Search the material and gather each line with "text" in it.
--- DATASET ROWS ---
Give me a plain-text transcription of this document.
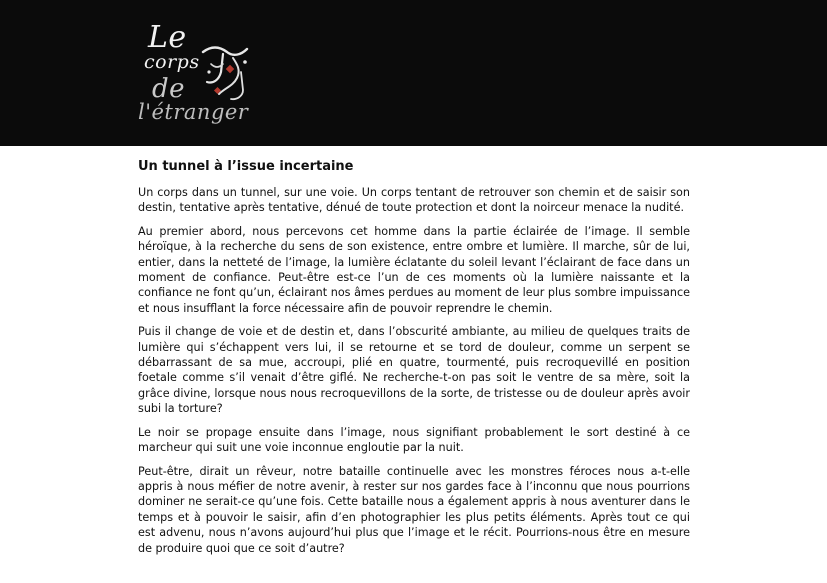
Le
corps
de
l'étranger
Un tunnel à l’issue incertaine

Un corps dans un tunnel, sur une voie. Un corps tentant de retrouver son chemin et de saisir son destin, tentative après tentative, dénué de toute protection et dont la noirceur menace la nudité.

Au premier abord, nous percevons cet homme dans la partie éclairée de l’image. Il semble héroïque, à la recherche du sens de son existence, entre ombre et lumière. Il marche, sûr de lui, entier, dans la netteté de l’image, la lumière éclatante du soleil levant l’éclairant de face dans un moment de confiance. Peut-être est-ce l’un de ces moments où la lumière naissante et la confiance ne font qu’un, éclairant nos âmes perdues au moment de leur plus sombre impuissance et nous insufflant la force nécessaire afin de pouvoir reprendre le chemin.

Puis il change de voie et de destin et, dans l’obscurité ambiante, au milieu de quelques traits de lumière qui s’échappent vers lui, il se retourne et se tord de douleur, comme un serpent se débarrassant de sa mue, accroupi, plié en quatre, tourmenté, puis recroquevillé en position foetale comme s’il venait d’être giflé. Ne recherche-t-on pas soit le ventre de sa mère, soit la grâce divine, lorsque nous nous recroquevillons de la sorte, de tristesse ou de douleur après avoir subi la torture?

Le noir se propage ensuite dans l’image, nous signifiant probablement le sort destiné à ce marcheur qui suit une voie inconnue engloutie par la nuit.

Peut-être, dirait un rêveur, notre bataille continuelle avec les monstres féroces nous a-t-elle appris à nous méfier de notre avenir, à rester sur nos gardes face à l’inconnu que nous pourrions dominer ne serait-ce qu’une fois. Cette bataille nous a également appris à nous aventurer dans le temps et à pouvoir le saisir, afin d’en photographier les plus petits éléments. Après tout ce qui est advenu, nous n’avons aujourd’hui plus que l’image et le récit. Pourrions-nous être en mesure de produire quoi que ce soit d’autre?
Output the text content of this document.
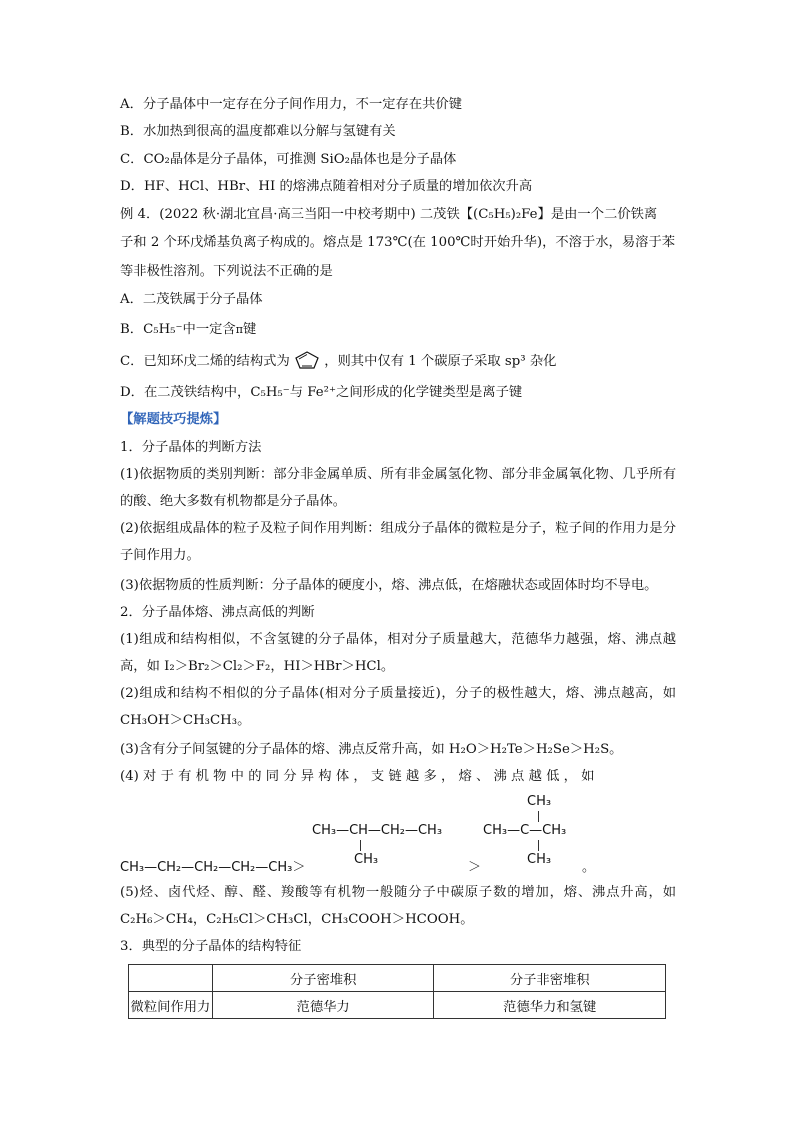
A．分子晶体中一定存在分子间作用力，不一定存在共价键
B．水加热到很高的温度都难以分解与氢键有关
C．CO₂晶体是分子晶体，可推测 SiO₂晶体也是分子晶体
D．HF、HCl、HBr、HI 的熔沸点随着相对分子质量的增加依次升高
例 4．(2022 秋·湖北宜昌·高三当阳一中校考期中) 二茂铁【(C₅H₅)₂Fe】是由一个二价铁离
子和 2 个环戊烯基负离子构成的。熔点是 173℃(在 100℃时开始升华)，不溶于水，易溶于苯
等非极性溶剂。下列说法不正确的是
A．二茂铁属于分子晶体
B．C₅H₅⁻中一定含π键
C．已知环戊二烯的结构式为	，则其中仅有 1 个碳原子采取 sp³ 杂化
D．在二茂铁结构中，C₅H₅⁻与 Fe²⁺之间形成的化学键类型是离子键
【解题技巧提炼】
1．分子晶体的判断方法
(1)依据物质的类别判断：部分非金属单质、所有非金属氢化物、部分非金属氧化物、几乎所有的酸、绝大多数有机物都是分子晶体。
(2)依据组成晶体的粒子及粒子间作用判断：组成分子晶体的微粒是分子，粒子间的作用力是分子间作用力。
(3)依据物质的性质判断：分子晶体的硬度小，熔、沸点低，在熔融状态或固体时均不导电。
2．分子晶体熔、沸点高低的判断
(1)组成和结构相似，不含氢键的分子晶体，相对分子质量越大，范德华力越强，熔、沸点越高，如 I₂＞Br₂＞Cl₂＞F₂，HI＞HBr＞HCl。
(2)组成和结构不相似的分子晶体(相对分子质量接近)，分子的极性越大，熔、沸点越高，如 CH₃OH＞CH₃CH₃。
(3)含有分子间氢键的分子晶体的熔、沸点反常升高，如 H₂O＞H₂Te＞H₂Se＞H₂S。
(4) 对 于 有 机 物 中 的 同 分 异 构 体 ， 支 链 越 多 ， 熔 、 沸 点 越 低 ， 如
CH₃—CH₂—CH₂—CH₂—CH₃＞
CH₃—CH—CH₂—CH₃
CH₃
＞
CH₃
CH₃—C—CH₃
CH₃
。
(5)烃、卤代烃、醇、醛、羧酸等有机物一般随分子中碳原子数的增加，熔、沸点升高，如 C₂H₆＞CH₄，C₂H₅Cl＞CH₃Cl，CH₃COOH＞HCOOH。
3．典型的分子晶体的结构特征
	分子密堆积	分子非密堆积
微粒间作用力	范德华力	范德华力和氢键
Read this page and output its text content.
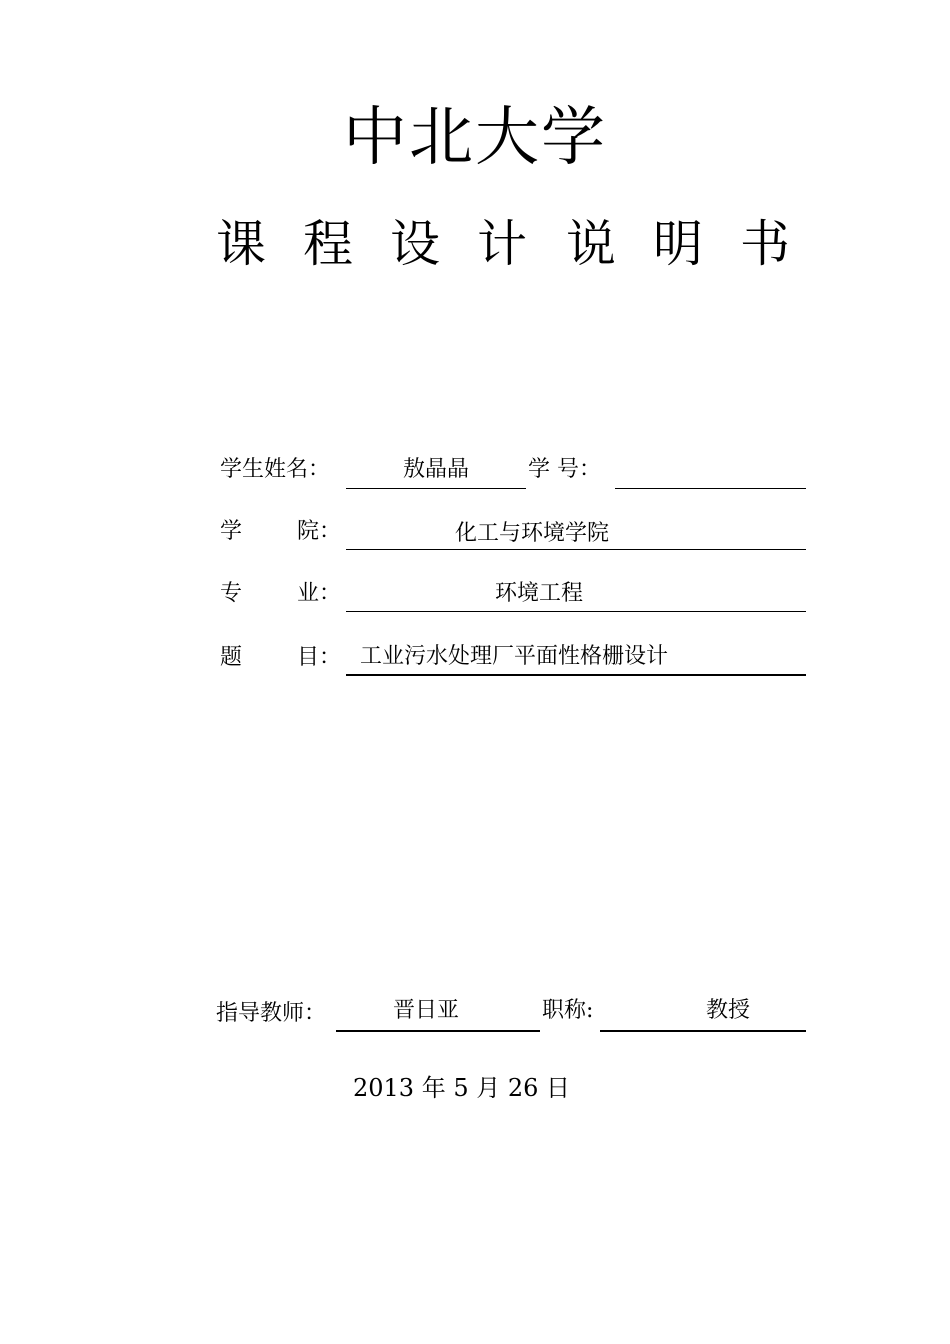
中北大学
课 程 设 计 说 明 书
学生姓名：	敖晶晶	学 号：
学 院：	化工与环境学院
专 业：	环境工程
题 目： 工业污水处理厂平面性格栅设计
指导教师：	晋日亚	职称:	教授
2013 年 5 月 26 日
---
RESULT BELOW
Give me a plain-text transcription of this document.
Output the text content of this document.
Read this page and output its text content.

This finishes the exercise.